WHAT TO WORK ON:
Where the string "medtages" occurs in the material below, report the whole line.

RECORDS FOR THIS TASK:

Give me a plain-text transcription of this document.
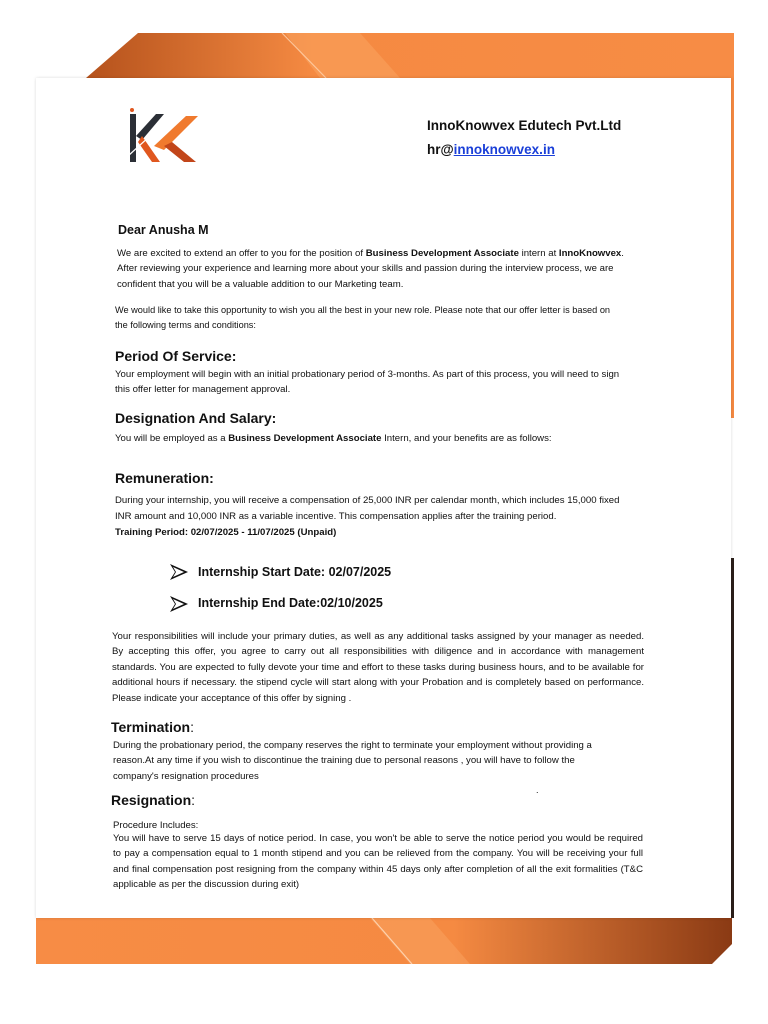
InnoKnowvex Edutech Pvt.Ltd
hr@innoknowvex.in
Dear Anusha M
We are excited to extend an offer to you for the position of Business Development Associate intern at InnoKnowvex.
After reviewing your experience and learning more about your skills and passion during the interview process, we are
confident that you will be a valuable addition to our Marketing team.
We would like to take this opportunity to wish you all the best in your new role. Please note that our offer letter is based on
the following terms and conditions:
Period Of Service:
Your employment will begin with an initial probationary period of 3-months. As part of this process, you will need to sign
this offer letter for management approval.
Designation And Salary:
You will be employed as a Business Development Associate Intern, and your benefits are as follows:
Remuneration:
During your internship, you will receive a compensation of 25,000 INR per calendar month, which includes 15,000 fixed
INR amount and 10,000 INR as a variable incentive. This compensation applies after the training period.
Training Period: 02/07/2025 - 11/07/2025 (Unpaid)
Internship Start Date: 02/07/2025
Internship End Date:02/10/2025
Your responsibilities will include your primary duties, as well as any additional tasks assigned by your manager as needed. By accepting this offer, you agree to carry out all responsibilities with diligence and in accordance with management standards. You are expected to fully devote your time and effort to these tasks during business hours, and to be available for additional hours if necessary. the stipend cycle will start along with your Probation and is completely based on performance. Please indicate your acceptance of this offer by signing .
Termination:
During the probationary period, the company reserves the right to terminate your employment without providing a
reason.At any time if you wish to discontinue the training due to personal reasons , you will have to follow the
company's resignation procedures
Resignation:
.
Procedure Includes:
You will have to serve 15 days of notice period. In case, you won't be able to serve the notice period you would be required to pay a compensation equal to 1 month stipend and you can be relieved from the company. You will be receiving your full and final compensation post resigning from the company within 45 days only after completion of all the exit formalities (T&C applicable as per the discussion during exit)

* * *

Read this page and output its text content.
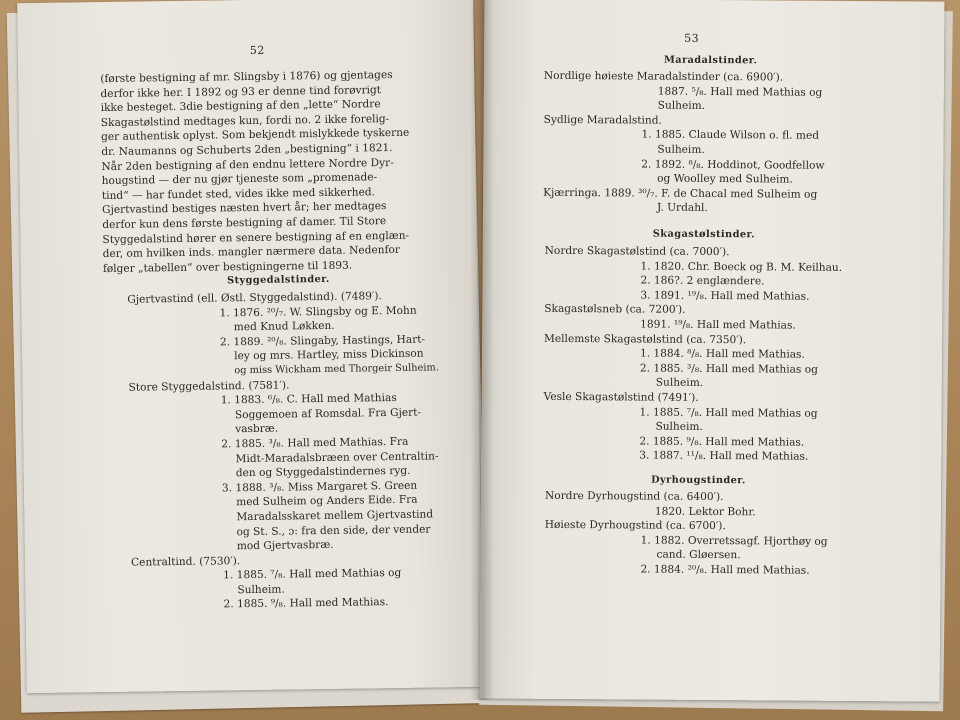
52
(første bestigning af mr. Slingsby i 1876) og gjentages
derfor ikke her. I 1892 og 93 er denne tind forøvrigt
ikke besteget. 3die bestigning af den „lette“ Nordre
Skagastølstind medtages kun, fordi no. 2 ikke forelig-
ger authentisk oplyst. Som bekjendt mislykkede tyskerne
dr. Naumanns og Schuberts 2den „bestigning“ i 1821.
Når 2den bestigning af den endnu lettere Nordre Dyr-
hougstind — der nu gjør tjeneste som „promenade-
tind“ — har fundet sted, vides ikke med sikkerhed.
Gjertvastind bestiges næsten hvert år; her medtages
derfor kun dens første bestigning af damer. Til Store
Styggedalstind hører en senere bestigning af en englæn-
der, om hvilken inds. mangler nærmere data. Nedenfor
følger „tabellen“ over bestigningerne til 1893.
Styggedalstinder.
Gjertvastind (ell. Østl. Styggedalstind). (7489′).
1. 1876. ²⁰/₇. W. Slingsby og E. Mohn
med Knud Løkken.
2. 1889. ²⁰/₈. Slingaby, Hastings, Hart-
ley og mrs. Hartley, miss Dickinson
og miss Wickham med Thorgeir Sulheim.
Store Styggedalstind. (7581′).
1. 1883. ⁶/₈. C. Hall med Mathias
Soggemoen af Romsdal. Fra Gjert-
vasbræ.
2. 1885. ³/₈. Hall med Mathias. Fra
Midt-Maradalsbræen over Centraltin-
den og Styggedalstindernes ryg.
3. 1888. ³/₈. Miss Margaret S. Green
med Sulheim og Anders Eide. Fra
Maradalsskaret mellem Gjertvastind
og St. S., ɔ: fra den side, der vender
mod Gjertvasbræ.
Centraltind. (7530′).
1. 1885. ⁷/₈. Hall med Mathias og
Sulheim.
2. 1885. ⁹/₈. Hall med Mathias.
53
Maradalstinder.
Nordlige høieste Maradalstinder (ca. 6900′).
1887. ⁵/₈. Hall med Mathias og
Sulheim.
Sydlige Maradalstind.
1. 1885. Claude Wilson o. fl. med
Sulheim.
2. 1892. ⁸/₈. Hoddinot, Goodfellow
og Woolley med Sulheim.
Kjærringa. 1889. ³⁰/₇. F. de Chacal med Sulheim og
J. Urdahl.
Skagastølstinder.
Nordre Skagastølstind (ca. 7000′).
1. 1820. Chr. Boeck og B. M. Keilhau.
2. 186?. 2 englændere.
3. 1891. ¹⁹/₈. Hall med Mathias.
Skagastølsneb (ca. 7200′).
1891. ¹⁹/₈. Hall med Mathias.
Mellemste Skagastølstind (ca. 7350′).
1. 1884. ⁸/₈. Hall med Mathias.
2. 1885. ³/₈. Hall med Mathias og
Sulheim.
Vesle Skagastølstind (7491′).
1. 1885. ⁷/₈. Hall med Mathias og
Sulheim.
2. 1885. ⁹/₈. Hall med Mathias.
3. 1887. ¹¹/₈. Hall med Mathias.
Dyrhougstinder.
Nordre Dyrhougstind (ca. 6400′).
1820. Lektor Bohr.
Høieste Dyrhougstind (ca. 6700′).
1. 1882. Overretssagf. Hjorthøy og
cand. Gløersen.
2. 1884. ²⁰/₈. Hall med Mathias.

* * *

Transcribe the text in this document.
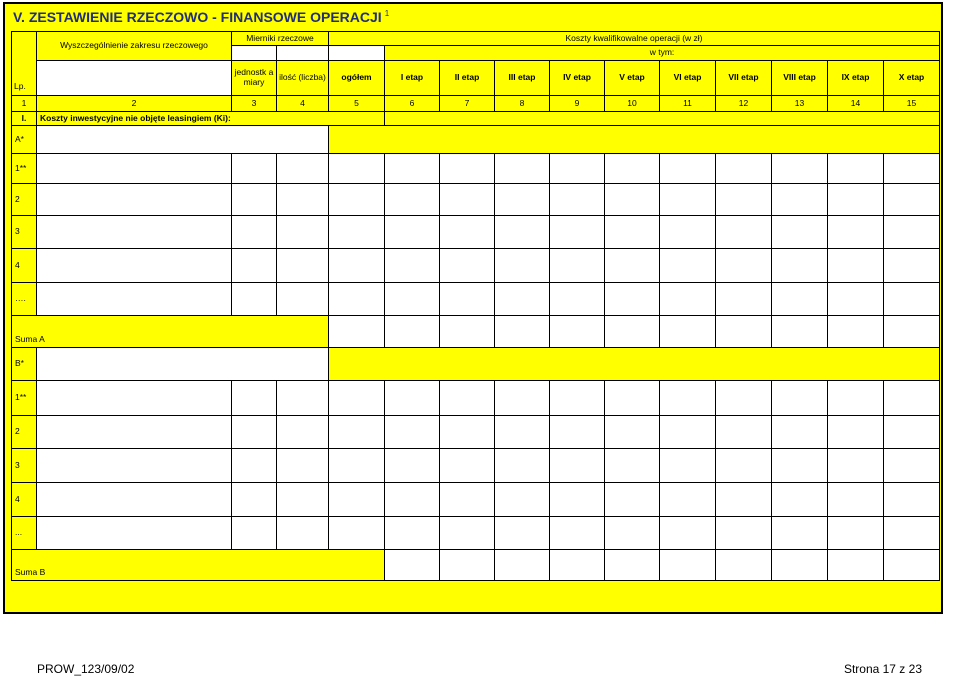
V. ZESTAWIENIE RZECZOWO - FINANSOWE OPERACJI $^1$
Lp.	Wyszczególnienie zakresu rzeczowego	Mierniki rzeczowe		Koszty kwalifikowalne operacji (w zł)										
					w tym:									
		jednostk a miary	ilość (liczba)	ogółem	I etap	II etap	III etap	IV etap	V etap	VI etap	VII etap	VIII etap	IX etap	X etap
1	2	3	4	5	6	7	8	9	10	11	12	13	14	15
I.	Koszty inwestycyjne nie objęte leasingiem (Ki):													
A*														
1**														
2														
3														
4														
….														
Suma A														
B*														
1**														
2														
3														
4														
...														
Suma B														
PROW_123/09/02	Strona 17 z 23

THE COMPLETED TASK:
Skagastølstind medtages kun, fordi no. 2 ikke forelig-
Gjertvastind bestiges næsten hvert år; her medtages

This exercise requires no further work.